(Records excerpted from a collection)
-=-=-=-=-

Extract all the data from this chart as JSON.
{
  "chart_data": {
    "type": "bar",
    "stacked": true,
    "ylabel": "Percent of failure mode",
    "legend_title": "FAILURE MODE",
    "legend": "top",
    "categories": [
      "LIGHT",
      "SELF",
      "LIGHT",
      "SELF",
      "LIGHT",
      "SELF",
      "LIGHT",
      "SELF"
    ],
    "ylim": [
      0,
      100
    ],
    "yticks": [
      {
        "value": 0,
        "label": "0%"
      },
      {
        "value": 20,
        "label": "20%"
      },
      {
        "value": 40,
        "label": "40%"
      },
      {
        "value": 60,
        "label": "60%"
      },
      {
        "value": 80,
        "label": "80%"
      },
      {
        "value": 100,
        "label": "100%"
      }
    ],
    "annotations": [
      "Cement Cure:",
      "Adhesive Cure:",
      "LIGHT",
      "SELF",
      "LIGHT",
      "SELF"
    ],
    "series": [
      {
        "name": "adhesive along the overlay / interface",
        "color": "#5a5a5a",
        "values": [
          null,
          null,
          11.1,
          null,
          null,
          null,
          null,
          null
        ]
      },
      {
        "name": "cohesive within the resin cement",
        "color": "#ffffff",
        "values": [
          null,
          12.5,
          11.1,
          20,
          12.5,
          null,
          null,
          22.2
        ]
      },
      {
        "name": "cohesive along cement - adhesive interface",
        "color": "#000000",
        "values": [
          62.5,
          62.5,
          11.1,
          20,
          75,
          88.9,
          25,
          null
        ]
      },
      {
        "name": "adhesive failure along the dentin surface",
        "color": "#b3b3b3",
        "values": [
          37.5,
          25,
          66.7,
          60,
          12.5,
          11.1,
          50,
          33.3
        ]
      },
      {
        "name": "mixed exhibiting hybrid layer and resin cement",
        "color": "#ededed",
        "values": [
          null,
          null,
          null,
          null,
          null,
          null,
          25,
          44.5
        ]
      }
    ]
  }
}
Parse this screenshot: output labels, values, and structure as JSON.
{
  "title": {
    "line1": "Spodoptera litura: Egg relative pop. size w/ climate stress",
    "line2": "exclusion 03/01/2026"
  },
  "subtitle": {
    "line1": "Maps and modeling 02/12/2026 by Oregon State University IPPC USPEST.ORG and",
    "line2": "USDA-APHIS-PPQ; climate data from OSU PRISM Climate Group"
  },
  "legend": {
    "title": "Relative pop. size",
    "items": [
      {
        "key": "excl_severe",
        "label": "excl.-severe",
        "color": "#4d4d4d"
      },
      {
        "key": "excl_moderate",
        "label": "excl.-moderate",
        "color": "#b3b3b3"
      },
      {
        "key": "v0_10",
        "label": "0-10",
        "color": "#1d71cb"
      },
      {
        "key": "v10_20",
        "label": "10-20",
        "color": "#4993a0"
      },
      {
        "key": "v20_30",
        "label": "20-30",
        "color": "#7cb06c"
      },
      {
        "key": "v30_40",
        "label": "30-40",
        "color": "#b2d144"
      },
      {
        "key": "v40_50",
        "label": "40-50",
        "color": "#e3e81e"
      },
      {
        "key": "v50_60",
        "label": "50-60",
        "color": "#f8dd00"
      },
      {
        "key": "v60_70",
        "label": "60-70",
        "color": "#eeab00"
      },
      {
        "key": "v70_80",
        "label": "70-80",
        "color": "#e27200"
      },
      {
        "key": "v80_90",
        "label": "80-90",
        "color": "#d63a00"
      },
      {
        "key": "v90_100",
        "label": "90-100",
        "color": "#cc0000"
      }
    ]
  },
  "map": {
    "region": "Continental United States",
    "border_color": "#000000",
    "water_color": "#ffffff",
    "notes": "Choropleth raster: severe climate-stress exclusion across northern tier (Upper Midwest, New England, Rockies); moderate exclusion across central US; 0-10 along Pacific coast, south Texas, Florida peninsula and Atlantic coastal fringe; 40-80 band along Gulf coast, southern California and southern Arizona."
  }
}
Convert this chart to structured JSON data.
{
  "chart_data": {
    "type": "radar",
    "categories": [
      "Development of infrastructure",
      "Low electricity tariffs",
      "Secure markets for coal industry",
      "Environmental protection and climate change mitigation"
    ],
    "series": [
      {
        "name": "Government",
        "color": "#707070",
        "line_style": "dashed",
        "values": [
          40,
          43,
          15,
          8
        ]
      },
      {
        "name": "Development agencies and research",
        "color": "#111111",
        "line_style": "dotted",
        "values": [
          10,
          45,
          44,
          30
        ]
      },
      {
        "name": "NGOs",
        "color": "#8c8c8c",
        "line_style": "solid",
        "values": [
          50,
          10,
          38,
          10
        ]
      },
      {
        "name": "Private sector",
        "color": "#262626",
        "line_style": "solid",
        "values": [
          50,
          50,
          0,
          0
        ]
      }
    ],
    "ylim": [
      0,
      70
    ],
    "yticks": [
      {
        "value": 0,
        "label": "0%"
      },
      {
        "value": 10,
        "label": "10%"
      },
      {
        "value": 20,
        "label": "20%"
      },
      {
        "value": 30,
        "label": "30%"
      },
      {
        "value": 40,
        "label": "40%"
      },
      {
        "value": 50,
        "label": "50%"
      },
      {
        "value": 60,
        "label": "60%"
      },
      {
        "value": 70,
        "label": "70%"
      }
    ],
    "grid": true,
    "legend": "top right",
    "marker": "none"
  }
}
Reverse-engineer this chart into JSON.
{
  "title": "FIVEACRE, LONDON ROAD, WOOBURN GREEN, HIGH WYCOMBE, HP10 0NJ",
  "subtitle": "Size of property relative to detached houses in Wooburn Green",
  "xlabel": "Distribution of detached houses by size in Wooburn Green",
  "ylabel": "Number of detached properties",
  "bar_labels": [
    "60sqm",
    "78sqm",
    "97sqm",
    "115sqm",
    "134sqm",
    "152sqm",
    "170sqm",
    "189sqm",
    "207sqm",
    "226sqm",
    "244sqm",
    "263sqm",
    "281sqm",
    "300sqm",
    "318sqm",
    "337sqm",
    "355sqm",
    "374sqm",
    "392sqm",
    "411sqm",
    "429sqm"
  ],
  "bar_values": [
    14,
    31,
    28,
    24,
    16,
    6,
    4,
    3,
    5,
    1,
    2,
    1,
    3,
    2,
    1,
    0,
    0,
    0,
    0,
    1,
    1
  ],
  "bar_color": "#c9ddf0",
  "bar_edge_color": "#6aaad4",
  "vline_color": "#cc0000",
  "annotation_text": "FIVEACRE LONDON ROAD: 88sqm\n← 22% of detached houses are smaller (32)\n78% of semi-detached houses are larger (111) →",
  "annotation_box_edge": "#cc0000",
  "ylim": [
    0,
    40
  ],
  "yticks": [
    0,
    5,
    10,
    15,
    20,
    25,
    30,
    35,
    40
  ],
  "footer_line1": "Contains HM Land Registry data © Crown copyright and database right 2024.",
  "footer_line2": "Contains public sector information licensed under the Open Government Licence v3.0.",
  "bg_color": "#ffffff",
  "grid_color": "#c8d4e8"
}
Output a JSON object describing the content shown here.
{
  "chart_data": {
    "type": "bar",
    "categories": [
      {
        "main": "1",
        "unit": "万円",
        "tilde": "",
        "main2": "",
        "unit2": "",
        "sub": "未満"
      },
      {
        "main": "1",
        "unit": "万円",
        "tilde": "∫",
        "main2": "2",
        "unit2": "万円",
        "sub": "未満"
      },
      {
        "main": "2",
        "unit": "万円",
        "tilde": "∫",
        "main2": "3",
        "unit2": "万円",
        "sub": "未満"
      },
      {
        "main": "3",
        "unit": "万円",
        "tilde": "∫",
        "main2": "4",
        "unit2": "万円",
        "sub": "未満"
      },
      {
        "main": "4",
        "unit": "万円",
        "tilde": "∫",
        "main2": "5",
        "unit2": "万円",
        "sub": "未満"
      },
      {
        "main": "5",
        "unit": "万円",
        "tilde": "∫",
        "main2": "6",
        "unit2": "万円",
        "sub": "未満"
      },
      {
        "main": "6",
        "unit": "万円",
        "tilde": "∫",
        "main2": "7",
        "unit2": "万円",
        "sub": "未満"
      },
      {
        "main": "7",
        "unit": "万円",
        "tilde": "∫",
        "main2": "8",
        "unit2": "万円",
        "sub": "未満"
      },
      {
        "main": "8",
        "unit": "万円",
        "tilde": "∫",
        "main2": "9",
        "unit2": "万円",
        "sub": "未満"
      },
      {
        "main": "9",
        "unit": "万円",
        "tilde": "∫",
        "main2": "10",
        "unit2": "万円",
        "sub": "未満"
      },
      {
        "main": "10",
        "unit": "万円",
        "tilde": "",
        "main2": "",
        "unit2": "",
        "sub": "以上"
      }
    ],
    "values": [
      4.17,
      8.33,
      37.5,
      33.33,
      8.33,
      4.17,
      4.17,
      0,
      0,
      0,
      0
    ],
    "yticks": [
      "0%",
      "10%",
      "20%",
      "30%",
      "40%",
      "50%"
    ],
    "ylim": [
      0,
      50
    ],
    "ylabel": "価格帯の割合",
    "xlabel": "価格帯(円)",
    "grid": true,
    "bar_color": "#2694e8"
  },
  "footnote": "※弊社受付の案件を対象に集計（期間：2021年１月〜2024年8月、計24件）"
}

-=-=-=-=-

> Stated task
Scan the material above for the word "Contains". Copy each line where it occurs.

> Answer in full
  "footer_line1": "Contains HM Land Registry data © Crown copyright and database right 2024.",
  "footer_line2": "Contains public sector information licensed under the Open Government Licence v3.0.",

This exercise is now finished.